### Consigne 1
D’après le texte sur la requête prud’homale, où la requête est-elle faite, remise ou adressée ?
### Consigne 2
Recopiez fidèlement le passage du texte sur la requête prud’homale qui commence par « Elle contient, outre » et se poursuit jusqu’à « son siège social….’. ».

### Texte
------

L’article R 1452-2 alinéas 1 et 2 du Code du travail dispose :

‘La requête est faite, remise ou adressée au greffe du conseil de prud’hommes.

Elle comporte les mentions prescrites à peine de nullité à l’article 57 du Code de procédure civile. En outre elle contient une exposé sommaire des motifs de la demande…….’.

L’article 57 du Code de procédure civile énonce :

‘Lorsqu’elle est formée par le demandeur, la requête saisit la juridiction sans que son adversaire en ait été préalablement informé……

Elle contient, outre les mentions énoncées à l’article 54, également à peine de nullité :

– Lorsqu’elle est formée par une seule partie, l’indication des nom, prénoms et domicile de la personne contre laquelle la demande est formée ou s’il s’agit d’une personne morale, de sa dénomination et de son siège social….’.

------

Entrées de mise en page fondées sur des images:
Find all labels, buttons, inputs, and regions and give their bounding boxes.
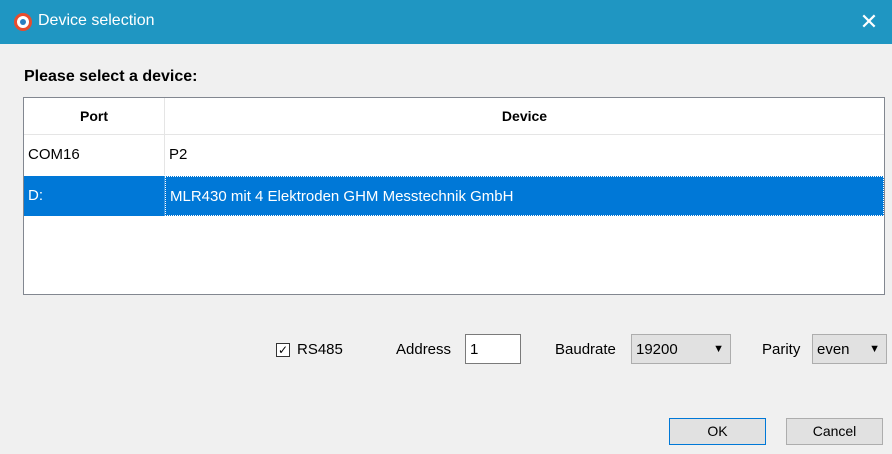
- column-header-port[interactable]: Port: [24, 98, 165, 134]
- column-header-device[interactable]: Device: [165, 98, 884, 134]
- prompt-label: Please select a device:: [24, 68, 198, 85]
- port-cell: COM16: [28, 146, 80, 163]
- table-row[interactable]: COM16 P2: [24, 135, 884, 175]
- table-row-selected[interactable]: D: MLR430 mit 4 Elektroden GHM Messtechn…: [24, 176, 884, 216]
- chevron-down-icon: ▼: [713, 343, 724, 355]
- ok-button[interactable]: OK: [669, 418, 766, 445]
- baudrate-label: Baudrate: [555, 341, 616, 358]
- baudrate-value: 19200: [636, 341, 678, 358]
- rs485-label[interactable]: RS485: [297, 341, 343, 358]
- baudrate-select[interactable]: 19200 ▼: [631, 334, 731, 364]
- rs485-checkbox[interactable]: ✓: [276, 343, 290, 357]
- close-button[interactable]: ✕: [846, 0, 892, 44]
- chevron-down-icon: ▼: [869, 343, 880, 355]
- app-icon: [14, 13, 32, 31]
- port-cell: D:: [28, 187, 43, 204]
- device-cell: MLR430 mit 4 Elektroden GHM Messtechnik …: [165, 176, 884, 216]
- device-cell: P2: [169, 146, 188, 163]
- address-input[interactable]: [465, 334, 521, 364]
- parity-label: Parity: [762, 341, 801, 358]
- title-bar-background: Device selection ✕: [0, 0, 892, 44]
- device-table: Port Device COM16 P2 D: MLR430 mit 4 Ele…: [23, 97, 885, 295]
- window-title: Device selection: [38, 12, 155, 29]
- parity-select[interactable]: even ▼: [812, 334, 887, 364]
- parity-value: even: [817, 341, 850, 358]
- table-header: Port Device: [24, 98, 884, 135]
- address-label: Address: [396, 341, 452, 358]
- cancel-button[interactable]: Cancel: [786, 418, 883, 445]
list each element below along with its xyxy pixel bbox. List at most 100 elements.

------

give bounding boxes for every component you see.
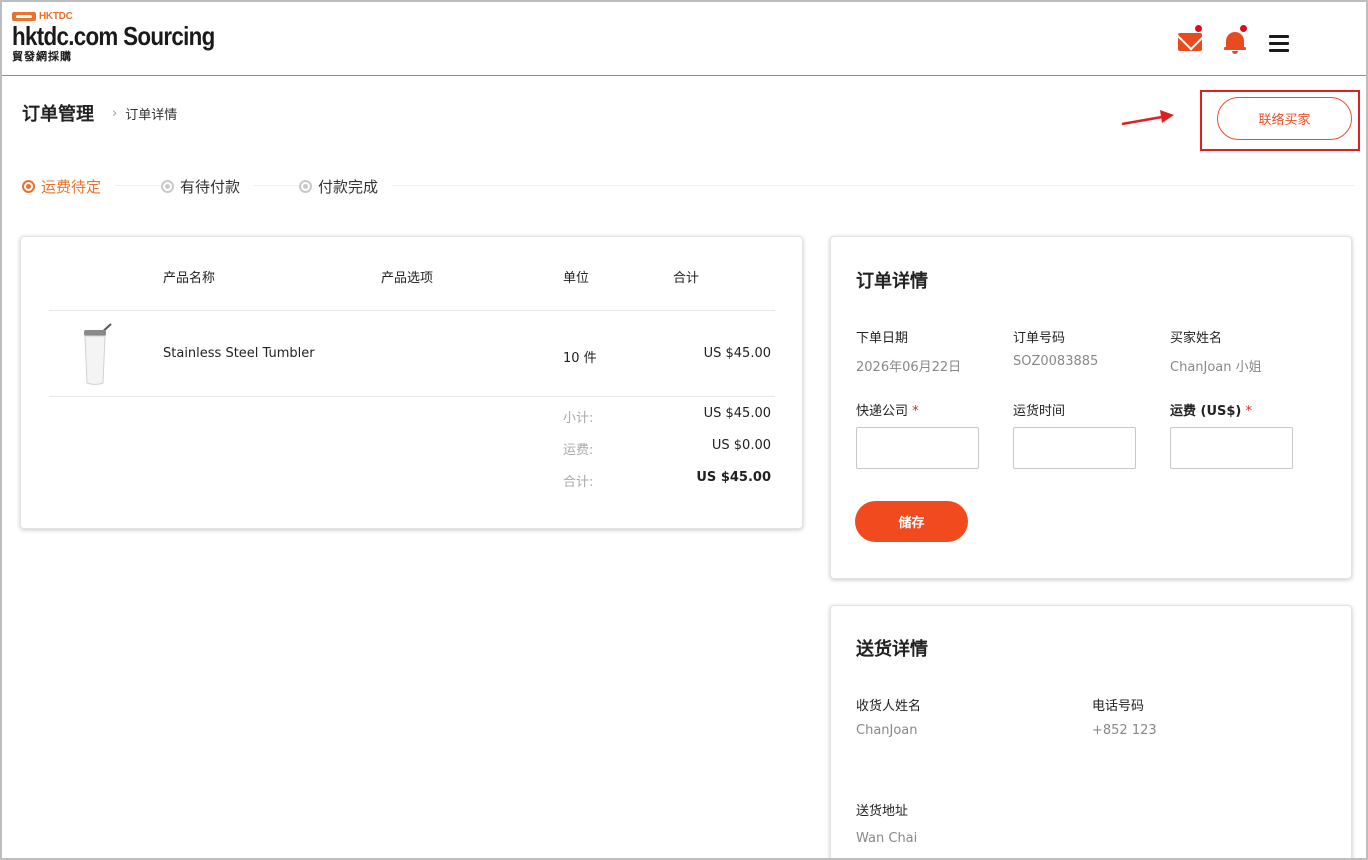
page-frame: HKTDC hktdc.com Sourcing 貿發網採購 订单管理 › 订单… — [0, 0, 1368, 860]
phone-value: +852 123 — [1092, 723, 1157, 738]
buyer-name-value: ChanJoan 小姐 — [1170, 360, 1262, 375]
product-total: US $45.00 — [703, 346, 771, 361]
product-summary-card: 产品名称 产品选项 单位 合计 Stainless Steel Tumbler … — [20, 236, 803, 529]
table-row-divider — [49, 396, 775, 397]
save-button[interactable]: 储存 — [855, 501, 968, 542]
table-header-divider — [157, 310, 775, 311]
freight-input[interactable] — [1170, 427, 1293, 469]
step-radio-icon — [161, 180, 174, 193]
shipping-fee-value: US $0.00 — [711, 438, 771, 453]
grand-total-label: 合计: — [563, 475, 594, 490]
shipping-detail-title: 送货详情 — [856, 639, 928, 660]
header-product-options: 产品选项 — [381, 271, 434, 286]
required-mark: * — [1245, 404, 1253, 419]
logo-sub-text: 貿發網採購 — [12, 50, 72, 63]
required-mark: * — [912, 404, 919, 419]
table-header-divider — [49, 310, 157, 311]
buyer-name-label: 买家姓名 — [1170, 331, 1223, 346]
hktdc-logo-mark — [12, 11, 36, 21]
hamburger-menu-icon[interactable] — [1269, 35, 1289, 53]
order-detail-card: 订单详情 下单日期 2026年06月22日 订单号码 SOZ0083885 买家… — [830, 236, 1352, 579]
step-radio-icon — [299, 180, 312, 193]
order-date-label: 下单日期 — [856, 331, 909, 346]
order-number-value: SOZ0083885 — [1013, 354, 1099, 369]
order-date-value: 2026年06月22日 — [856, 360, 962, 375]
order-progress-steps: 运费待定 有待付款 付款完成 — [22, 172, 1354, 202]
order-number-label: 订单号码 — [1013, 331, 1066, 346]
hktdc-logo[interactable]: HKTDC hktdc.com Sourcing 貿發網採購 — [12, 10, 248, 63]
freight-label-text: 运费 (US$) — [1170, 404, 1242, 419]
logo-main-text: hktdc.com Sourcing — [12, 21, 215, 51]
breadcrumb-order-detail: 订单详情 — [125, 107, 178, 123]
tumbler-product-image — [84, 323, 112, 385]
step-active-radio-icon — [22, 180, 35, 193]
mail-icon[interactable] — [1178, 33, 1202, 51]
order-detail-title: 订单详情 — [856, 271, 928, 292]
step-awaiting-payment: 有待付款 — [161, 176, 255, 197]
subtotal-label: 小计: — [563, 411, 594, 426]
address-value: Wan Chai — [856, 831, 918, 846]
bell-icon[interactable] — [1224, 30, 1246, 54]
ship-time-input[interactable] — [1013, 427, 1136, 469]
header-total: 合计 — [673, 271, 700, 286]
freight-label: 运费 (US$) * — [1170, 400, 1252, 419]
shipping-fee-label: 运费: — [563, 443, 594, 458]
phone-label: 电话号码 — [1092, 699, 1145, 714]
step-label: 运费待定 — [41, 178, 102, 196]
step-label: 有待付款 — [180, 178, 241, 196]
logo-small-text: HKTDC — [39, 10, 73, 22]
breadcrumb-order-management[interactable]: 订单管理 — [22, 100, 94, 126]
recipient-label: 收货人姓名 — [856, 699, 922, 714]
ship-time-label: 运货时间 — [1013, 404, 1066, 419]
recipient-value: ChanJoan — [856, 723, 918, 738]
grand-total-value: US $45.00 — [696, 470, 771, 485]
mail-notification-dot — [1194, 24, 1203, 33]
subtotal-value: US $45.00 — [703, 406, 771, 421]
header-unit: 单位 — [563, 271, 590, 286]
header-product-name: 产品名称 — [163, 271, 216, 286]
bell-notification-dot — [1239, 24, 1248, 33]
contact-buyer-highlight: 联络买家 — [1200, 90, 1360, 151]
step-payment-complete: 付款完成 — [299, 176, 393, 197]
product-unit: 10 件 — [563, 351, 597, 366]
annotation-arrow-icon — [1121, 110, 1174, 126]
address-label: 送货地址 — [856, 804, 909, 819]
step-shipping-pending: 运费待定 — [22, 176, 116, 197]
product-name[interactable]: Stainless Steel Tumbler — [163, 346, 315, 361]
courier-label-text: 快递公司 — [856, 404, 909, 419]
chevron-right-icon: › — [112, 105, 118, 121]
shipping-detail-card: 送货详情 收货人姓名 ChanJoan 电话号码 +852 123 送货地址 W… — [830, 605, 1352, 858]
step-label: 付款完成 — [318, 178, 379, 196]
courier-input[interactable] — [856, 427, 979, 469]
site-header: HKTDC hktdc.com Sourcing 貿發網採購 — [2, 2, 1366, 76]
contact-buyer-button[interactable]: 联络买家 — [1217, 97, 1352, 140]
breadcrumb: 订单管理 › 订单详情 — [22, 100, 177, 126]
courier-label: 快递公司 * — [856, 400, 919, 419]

------

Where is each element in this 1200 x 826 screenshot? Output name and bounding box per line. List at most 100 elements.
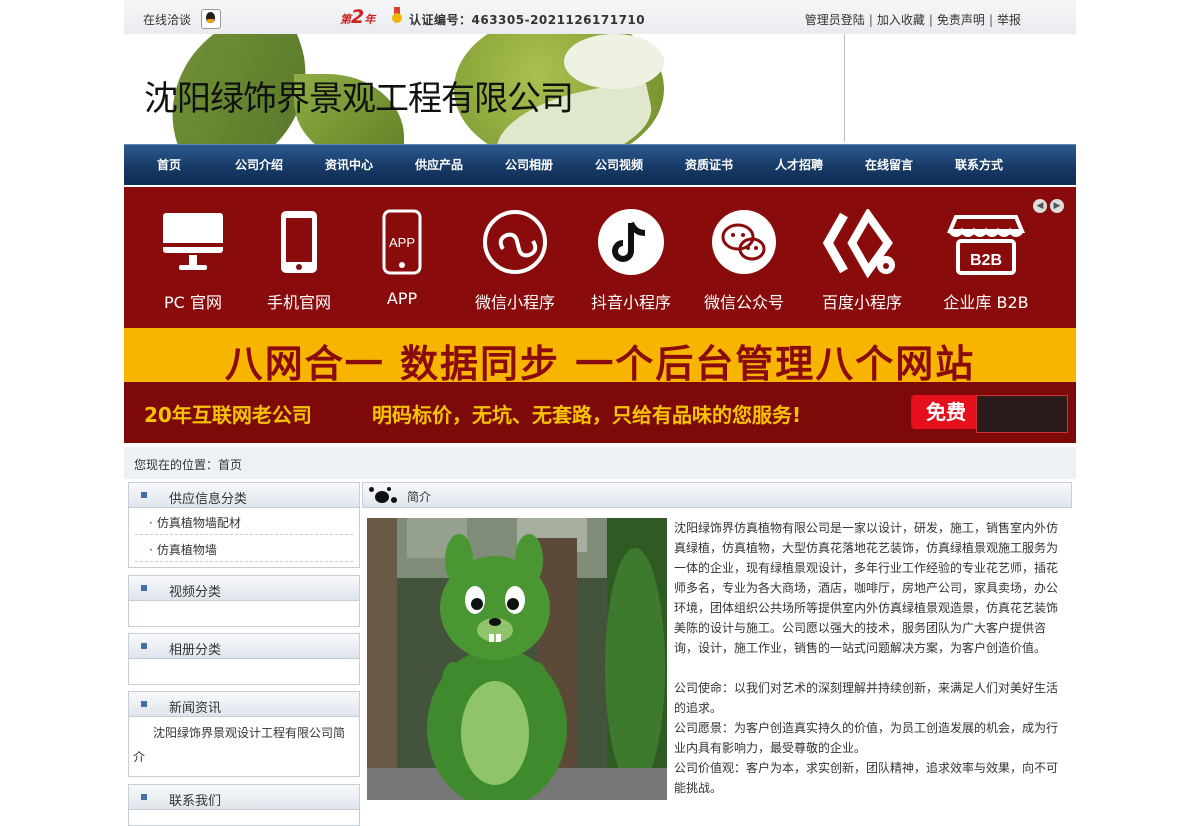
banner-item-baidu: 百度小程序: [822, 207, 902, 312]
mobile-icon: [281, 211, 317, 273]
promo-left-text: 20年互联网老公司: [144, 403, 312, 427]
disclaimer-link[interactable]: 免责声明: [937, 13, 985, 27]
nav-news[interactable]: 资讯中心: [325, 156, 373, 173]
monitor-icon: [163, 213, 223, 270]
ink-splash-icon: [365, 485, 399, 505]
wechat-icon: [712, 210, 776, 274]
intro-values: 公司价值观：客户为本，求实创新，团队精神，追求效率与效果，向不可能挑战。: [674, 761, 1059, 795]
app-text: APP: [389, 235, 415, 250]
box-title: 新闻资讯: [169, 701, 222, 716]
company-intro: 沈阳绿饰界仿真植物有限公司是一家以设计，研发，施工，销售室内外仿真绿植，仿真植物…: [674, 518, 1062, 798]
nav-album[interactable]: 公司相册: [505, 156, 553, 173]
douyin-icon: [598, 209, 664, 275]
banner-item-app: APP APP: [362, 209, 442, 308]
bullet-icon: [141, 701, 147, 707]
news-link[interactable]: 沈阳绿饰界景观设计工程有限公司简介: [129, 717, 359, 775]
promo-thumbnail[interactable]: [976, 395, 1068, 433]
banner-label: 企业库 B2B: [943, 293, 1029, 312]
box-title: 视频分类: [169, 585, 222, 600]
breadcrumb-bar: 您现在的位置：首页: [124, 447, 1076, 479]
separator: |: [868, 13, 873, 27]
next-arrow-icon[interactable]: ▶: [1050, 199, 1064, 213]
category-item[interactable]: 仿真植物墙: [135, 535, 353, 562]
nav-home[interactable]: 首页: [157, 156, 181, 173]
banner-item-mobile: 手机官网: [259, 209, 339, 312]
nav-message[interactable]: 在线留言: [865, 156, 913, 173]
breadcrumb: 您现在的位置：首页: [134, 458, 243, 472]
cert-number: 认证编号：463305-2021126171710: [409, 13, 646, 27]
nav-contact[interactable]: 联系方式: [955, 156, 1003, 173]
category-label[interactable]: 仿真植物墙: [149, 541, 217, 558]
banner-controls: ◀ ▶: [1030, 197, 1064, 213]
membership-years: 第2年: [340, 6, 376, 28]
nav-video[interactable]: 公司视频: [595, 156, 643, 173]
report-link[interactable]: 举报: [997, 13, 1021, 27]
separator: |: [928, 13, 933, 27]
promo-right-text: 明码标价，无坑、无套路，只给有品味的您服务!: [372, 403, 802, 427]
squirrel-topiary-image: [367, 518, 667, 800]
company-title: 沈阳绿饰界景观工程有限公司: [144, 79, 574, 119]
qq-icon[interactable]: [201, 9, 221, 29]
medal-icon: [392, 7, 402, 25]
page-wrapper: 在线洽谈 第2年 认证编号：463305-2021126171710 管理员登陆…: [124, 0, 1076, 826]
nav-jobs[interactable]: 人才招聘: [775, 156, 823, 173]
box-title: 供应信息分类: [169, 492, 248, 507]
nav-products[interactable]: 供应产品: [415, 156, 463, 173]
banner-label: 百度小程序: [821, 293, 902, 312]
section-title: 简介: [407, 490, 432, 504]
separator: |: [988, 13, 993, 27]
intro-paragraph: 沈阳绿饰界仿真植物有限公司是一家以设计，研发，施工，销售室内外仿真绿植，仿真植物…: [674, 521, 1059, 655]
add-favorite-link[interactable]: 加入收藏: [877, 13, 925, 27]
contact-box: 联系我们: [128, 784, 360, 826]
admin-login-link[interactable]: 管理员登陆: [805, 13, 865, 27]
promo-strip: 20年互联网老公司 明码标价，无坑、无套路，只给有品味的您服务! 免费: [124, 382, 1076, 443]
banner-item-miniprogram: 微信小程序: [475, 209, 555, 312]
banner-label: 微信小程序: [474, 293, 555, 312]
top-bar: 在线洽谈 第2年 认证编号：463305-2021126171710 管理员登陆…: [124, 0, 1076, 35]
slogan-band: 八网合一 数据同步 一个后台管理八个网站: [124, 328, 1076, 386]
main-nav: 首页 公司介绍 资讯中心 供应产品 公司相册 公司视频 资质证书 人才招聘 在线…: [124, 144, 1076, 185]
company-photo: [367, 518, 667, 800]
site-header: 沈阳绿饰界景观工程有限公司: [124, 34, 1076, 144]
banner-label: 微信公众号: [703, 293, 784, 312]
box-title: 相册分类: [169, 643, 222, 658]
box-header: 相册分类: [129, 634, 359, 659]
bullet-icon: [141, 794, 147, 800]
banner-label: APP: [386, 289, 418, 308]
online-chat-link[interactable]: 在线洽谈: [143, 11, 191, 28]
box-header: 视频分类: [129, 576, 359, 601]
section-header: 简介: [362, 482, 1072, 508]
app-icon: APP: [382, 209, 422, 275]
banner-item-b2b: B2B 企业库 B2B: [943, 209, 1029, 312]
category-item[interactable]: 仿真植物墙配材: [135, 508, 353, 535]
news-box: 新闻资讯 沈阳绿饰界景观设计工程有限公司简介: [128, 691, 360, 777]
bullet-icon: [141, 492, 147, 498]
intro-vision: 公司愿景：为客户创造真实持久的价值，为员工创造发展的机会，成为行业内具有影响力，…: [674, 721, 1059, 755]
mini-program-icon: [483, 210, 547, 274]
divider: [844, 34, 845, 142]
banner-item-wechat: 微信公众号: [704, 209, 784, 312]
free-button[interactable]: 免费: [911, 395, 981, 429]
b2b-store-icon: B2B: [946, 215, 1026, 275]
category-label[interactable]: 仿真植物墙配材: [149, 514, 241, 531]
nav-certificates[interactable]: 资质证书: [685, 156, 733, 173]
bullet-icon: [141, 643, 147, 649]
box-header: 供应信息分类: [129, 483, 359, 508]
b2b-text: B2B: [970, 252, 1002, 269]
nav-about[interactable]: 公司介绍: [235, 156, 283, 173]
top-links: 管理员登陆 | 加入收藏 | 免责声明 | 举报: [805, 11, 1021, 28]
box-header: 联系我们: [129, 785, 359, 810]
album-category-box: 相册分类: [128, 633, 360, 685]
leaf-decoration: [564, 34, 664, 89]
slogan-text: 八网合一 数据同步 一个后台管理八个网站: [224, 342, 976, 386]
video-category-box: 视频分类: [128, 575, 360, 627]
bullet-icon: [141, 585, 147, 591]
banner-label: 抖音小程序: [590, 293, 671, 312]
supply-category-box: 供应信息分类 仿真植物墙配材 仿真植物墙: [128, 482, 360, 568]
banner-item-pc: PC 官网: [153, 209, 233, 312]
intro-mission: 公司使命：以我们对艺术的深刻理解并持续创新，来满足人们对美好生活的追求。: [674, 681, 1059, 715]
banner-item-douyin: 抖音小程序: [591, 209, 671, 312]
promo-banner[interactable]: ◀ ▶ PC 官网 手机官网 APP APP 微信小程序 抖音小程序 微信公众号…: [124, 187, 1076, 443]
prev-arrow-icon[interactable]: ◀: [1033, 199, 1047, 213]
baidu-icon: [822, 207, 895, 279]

------

### Réponse attendue 1
Au greffe du conseil de prud’hommes.

### Réponse attendue 2
Elle contient, outre les mentions énoncées à l’article 54, également à peine de nullité :

– Lorsqu’elle est formée par une seule partie, l’indication des nom, prénoms et domicile de la personne contre laquelle la demande est formée ou s’il s’agit d’une personne morale, de sa dénomination et de son siège social….’.